(Fragmento proporcionado)
****************

A medida que la cámara retrocede, se escucha la violenta historia de cómo tres jóvenes golpearon y violaron a la hija del hombre que está hablando. De a poco, comienza a aparecer la mano y el hombro de quien lo escucha. El hombre pide justicia por su hija, quiere que quienes la golpearon paguen por lo que hicieron, pero no pronuncia la palabra mágica de fidelidad hacia esa presencia que lo escucha, lo envuelve con su oído, con su mirada, acaricia un gato en su falda y maneja los hilos de la situación. Finalmente el hombre le dice: “Godfather”, inclina la cabeza y le besa la mano.

Los primeros segundos de Marlon Brando en El padrino son tan geniales que dan hasta asco. Determinan el resto de la película, plantean al personaje, perfilan la estructura del poder, fundan la trama del destino de la famiglia, un hilo de sangre filial y derramada, de pasaje de generaciones.

Ayer se cumplieron 40 años exactos del estreno de El padrino en Estados Unidos. Para toda la historia del cine, hay un antes y un después de ese inicial: “I believe in America”. Ese fue el principio de un mito que cuatro décadas después sigue generando fanáticos.

Como aniversario de un filme que mantiene una vigencia pavorosa, la sala del Alfabeta recibe a partir de hoy la obra maestra de Francis Ford Coppola. ¿Se puede rechazar esta seductora propuesta? La respuesta, obviamente, es no.

****************

(Con la información)
1. Transcribe del fragmento sobre El padrino el pasaje que va desde "Ayer se cumplieron" hasta "sigue generando fanáticos.", ambos incluidos.
2. Responde según el fragmento sobre El padrino:
(a) ¿Qué acaricia en su falda quien escucha al hombre?
(b) ¿Cuántos años se cumplieron ayer del estreno de la película en Estados Unidos?
(c) ¿Qué sala recibe la película a partir de hoy?

(Ítems aportados)

****************

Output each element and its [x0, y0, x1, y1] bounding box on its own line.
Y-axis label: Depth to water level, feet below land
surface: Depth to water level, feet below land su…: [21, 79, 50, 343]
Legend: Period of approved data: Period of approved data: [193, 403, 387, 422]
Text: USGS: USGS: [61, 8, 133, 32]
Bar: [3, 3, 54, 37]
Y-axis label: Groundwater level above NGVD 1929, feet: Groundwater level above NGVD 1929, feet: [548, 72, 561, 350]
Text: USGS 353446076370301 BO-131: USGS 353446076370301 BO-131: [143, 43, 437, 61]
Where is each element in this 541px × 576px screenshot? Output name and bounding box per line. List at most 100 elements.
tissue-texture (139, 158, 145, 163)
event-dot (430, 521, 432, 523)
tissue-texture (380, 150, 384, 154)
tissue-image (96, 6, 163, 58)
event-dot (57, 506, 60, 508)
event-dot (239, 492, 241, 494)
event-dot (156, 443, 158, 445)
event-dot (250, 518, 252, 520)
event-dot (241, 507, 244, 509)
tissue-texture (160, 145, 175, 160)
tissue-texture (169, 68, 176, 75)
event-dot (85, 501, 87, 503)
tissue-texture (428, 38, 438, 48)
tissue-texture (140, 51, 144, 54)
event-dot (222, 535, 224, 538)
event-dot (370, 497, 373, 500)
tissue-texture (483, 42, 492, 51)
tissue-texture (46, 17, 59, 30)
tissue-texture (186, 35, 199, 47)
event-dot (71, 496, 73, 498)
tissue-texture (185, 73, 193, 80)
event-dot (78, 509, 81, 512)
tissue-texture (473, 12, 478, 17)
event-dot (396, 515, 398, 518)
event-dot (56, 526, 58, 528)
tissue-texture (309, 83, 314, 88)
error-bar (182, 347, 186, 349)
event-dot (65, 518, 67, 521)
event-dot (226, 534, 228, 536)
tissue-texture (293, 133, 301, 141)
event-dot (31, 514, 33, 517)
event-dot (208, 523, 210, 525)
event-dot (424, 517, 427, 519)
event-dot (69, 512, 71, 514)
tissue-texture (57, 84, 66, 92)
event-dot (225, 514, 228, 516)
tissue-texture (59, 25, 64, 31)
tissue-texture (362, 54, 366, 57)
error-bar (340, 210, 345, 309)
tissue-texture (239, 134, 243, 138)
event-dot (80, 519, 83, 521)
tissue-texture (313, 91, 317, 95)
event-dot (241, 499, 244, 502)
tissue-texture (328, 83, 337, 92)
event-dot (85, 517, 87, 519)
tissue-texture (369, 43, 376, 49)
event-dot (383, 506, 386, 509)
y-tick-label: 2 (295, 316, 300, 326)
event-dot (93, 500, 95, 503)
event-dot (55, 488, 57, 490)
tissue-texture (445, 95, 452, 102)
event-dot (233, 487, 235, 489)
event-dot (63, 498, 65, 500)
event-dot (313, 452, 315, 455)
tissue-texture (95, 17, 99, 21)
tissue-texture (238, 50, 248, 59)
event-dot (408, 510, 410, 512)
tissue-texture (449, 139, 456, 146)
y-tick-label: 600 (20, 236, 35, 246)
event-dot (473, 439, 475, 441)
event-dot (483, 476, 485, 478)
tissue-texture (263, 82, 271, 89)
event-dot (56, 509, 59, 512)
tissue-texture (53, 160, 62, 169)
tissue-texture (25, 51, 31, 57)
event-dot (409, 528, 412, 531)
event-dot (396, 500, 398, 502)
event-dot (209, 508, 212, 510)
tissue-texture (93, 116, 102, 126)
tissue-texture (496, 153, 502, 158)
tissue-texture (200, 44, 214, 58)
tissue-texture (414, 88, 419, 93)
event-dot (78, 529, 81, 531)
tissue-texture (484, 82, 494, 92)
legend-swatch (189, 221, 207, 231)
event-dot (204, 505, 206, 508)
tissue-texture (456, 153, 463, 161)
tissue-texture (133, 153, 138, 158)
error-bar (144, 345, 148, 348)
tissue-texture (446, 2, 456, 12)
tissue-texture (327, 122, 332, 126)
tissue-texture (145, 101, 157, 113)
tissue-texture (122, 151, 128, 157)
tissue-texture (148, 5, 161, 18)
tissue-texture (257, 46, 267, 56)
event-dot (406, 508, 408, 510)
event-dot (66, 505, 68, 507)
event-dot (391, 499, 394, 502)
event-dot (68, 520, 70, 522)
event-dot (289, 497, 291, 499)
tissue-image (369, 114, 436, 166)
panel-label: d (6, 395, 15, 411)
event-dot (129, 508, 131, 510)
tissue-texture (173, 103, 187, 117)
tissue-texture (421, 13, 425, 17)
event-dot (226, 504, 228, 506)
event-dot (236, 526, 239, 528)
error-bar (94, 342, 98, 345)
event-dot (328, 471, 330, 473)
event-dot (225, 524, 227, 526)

****************

(Resultados en orden)
1.
Ayer se cumplieron 40 años exactos del estreno de El padrino en Estados Unidos. Para toda la historia del cine, hay un antes y un después de ese inicial: “I believe in America”. Ese fue el principio de un mito que cuatro décadas después sigue generando fanáticos.

2.
(a) Un gato.
(b) 40 años exactos.
(c) La sala del Alfabeta.